# [Records provided]
▬▬▬

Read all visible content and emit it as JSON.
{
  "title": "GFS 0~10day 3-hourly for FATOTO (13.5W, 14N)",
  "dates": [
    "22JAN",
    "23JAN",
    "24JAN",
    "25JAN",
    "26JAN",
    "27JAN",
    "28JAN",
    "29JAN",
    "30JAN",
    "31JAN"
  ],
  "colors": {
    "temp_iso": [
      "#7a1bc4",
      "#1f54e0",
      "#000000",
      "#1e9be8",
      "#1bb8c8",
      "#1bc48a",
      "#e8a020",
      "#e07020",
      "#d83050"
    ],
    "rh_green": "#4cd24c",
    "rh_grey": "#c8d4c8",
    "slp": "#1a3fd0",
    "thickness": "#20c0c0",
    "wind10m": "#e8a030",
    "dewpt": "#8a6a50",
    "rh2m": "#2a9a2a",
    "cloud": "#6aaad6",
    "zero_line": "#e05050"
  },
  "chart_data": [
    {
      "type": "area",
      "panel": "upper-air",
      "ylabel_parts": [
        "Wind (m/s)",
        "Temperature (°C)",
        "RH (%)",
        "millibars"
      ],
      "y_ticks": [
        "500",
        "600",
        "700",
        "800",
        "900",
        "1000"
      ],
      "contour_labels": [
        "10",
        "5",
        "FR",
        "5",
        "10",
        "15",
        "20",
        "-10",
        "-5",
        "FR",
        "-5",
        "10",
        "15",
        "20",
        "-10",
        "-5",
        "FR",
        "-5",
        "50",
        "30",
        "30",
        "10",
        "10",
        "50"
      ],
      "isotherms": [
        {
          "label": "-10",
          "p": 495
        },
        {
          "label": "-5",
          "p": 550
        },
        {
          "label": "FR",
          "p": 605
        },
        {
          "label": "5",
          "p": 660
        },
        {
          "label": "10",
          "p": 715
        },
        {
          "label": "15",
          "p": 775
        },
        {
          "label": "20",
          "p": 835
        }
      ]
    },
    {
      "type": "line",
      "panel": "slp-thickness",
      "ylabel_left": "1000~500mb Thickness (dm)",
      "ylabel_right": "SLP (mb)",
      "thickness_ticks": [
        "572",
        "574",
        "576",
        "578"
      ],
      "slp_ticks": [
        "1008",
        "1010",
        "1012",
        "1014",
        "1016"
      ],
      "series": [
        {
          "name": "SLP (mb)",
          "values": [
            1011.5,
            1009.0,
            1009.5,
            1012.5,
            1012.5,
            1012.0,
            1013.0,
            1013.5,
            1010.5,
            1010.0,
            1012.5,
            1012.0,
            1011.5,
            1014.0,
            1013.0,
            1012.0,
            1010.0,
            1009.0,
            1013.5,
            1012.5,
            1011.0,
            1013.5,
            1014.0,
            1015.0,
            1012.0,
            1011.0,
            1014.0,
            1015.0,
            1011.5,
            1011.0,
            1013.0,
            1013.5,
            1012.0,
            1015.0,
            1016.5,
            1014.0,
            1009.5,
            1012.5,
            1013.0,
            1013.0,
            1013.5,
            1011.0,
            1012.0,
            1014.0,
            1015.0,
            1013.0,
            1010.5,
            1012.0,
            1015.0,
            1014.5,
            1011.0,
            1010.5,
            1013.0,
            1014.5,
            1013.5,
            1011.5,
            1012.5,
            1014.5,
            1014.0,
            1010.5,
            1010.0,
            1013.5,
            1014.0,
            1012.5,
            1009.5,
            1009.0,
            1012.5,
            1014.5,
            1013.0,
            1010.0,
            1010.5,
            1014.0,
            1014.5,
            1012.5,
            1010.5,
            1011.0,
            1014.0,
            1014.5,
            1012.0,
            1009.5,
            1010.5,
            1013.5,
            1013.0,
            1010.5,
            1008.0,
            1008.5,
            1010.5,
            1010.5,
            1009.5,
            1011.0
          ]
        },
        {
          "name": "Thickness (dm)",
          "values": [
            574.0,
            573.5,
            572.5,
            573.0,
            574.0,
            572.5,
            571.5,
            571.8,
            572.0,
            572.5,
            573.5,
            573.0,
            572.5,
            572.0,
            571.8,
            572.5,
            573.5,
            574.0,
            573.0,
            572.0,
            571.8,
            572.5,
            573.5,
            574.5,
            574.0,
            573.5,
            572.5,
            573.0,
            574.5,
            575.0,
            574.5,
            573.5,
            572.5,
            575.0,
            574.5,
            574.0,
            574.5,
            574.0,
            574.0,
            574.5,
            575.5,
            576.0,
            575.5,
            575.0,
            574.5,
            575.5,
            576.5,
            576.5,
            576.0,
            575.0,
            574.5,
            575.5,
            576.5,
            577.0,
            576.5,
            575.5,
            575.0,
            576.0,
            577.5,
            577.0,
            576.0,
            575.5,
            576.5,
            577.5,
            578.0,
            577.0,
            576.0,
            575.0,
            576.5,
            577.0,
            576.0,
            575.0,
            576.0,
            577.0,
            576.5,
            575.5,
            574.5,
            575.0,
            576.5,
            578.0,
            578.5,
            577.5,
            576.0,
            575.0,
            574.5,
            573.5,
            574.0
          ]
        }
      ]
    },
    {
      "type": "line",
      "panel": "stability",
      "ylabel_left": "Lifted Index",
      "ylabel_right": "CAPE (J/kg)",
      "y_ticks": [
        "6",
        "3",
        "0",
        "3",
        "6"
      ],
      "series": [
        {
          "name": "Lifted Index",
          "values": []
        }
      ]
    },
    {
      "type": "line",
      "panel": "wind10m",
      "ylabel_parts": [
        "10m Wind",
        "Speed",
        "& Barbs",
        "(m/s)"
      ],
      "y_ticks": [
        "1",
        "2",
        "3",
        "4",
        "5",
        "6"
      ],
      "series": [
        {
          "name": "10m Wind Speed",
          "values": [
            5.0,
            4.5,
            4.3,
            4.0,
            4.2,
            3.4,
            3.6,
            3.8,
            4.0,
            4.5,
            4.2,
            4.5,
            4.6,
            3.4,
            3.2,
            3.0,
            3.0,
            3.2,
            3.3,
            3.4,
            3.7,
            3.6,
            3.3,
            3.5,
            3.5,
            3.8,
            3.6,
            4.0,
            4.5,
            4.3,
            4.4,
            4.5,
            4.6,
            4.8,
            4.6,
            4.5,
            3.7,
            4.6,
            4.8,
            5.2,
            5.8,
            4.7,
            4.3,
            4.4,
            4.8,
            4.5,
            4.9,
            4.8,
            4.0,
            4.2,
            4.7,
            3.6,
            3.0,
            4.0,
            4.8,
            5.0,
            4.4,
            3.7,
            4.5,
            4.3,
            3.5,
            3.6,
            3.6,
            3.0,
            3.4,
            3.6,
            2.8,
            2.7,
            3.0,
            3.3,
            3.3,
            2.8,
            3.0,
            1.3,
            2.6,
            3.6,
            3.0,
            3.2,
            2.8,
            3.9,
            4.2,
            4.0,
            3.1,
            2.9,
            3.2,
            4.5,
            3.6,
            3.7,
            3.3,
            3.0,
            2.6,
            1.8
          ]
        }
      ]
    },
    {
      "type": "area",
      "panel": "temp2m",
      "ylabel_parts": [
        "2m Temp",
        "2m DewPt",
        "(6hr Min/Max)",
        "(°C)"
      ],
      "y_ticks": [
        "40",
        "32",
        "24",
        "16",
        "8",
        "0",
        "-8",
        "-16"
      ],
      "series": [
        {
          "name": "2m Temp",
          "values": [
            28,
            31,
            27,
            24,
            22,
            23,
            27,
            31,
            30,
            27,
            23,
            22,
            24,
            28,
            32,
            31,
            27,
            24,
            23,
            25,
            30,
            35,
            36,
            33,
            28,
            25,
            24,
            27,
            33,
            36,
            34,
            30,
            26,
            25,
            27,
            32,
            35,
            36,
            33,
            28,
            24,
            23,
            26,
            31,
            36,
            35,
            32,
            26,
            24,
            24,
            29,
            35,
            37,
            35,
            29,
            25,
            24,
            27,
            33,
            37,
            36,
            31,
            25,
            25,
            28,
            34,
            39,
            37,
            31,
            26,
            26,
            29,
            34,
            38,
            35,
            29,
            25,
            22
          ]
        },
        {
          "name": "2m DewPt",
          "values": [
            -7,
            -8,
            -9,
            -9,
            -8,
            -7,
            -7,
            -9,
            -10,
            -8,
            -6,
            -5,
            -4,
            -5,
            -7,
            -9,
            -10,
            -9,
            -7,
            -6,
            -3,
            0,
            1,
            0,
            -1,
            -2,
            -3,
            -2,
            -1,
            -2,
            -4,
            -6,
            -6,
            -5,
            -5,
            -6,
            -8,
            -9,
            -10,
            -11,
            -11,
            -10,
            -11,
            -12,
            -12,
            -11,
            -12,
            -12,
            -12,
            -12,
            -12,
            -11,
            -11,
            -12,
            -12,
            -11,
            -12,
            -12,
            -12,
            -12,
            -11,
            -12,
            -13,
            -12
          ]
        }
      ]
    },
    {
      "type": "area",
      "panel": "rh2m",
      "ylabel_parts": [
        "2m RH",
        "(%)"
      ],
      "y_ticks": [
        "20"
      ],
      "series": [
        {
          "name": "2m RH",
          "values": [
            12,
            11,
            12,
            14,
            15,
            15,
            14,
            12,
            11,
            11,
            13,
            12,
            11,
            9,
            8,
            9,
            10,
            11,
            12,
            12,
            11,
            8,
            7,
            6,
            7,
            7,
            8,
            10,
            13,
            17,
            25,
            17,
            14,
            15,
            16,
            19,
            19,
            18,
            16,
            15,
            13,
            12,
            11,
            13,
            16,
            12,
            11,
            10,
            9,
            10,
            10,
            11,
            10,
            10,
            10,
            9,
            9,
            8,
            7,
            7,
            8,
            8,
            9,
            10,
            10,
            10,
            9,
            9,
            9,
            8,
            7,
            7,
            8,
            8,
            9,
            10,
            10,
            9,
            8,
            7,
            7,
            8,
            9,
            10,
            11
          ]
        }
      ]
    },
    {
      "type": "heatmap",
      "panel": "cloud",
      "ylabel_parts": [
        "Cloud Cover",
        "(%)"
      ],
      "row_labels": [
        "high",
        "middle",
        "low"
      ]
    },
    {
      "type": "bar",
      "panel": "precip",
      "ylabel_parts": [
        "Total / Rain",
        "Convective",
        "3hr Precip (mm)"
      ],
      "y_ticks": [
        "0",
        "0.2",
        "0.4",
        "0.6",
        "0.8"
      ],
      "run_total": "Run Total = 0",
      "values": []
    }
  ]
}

▬▬▬

# [Your goal]
Scan the entries above for the word "Lifted" and collect each line holding it.

# [Problem solution]
      "ylabel_left": "Lifted Index",
          "name": "Lifted Index",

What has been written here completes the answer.